----- SUPPLIED DATA

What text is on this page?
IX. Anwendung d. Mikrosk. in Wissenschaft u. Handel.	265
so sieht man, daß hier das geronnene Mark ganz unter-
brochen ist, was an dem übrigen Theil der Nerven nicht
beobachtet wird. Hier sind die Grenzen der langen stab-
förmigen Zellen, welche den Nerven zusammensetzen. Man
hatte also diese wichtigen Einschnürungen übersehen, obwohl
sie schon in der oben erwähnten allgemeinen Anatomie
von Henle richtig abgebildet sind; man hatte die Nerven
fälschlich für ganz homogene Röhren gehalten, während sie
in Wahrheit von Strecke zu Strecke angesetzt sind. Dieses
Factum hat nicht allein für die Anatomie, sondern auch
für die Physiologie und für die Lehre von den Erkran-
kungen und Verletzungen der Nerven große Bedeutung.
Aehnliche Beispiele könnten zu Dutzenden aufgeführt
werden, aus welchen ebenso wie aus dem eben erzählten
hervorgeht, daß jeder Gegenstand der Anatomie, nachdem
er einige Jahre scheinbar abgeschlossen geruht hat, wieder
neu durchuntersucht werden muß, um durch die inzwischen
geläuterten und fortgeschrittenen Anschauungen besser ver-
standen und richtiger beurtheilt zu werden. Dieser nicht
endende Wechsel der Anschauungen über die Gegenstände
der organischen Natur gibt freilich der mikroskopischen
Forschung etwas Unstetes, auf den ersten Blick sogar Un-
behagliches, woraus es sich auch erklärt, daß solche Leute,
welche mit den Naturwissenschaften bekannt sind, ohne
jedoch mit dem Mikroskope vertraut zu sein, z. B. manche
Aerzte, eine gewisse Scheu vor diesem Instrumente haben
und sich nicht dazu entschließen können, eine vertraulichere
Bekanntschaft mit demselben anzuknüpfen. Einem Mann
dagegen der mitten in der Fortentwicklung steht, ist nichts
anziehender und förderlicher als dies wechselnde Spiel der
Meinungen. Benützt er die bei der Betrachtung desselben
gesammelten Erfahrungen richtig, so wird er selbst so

----------
----- SUPPLIED DATA

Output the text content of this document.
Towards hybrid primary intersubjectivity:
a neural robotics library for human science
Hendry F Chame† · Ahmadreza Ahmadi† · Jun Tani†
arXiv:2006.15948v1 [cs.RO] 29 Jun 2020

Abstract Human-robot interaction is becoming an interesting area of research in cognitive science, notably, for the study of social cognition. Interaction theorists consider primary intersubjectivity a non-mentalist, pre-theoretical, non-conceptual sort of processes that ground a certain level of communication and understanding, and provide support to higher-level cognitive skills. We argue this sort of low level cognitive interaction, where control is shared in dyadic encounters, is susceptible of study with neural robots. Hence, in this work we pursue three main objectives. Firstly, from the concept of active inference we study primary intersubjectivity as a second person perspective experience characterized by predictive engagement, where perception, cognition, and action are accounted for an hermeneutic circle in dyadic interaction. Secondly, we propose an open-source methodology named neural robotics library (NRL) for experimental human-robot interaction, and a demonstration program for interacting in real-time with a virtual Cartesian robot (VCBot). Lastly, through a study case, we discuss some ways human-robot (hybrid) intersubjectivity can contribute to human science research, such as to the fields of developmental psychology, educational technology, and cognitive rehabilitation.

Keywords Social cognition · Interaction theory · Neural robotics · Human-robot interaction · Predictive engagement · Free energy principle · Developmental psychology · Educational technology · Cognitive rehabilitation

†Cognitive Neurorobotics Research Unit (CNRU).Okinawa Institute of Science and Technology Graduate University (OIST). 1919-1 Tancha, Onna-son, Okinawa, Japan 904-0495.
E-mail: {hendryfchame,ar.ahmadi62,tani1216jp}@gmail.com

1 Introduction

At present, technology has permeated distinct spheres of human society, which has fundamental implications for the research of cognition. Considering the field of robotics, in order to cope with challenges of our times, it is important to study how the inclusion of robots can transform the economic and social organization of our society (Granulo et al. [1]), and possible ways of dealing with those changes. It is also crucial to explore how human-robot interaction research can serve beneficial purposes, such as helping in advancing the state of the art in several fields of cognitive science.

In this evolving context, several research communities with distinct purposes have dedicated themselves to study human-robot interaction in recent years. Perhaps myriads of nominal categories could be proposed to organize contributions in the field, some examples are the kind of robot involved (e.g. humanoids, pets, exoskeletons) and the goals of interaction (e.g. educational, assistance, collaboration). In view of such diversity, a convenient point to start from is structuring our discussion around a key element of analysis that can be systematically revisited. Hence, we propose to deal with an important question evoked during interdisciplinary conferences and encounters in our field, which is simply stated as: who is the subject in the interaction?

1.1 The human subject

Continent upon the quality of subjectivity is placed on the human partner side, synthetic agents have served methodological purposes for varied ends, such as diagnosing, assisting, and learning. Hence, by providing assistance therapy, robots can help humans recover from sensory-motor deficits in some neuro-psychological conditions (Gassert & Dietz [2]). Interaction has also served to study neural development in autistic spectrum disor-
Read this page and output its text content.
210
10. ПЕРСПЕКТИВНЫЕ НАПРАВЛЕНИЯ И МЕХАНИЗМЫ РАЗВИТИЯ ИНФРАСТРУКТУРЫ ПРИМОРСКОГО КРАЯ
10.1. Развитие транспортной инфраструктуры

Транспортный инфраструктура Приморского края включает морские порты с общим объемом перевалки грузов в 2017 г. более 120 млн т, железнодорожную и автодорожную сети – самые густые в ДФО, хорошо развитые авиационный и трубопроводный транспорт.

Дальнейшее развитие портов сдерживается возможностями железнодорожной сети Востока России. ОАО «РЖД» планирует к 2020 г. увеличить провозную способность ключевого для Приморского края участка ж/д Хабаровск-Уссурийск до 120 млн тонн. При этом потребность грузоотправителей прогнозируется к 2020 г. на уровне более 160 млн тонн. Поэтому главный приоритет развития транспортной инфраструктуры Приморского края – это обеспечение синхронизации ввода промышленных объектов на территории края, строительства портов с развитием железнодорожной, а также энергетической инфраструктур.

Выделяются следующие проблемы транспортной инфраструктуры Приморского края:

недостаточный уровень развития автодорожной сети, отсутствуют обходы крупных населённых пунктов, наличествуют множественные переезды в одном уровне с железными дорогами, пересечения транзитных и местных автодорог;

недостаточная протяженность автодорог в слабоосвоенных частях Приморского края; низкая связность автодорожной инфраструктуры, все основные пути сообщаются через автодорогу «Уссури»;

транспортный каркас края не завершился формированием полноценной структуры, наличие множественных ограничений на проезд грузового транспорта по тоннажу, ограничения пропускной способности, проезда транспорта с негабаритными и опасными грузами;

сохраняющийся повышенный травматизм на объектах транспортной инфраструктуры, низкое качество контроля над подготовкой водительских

----------

List all lines in the material containing the string "page".

**RIGHT ANSWER**
What text is on this page?
Read this page and output its text content.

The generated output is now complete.